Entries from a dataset

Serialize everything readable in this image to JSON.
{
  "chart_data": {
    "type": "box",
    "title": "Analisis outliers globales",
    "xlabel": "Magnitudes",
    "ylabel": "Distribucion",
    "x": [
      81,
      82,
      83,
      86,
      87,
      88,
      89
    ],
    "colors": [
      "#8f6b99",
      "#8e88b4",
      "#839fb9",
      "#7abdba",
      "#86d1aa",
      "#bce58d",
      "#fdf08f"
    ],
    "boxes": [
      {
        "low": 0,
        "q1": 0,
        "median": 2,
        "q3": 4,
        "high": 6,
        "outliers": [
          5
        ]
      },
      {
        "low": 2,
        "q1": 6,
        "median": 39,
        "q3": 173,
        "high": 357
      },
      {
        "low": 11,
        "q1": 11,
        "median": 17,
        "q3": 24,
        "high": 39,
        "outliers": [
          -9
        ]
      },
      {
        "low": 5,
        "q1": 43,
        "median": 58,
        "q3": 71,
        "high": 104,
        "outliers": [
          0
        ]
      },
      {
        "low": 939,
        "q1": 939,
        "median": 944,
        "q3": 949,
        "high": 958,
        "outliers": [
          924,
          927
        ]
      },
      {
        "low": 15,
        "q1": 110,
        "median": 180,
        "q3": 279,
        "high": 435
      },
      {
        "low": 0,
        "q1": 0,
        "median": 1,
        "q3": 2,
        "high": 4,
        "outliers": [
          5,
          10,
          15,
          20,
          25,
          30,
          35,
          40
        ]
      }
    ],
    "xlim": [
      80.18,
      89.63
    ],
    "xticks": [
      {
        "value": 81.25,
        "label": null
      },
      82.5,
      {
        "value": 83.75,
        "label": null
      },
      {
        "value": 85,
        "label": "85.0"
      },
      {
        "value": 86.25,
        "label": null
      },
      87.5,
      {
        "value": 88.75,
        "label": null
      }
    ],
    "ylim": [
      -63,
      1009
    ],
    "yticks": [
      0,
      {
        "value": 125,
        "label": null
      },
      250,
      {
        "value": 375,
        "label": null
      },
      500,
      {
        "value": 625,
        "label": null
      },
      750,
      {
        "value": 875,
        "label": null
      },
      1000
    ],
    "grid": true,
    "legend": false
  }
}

* **Problem to solve**
Track down the lines that include the word "value" and copy them.

* **Result of this exercise**
        "value": 81.25,
        "value": 83.75,
        "value": 85,
        "value": 86.25,
        "value": 88.75,
        "value": 125,
        "value": 375,
        "value": 625,
        "value": 875,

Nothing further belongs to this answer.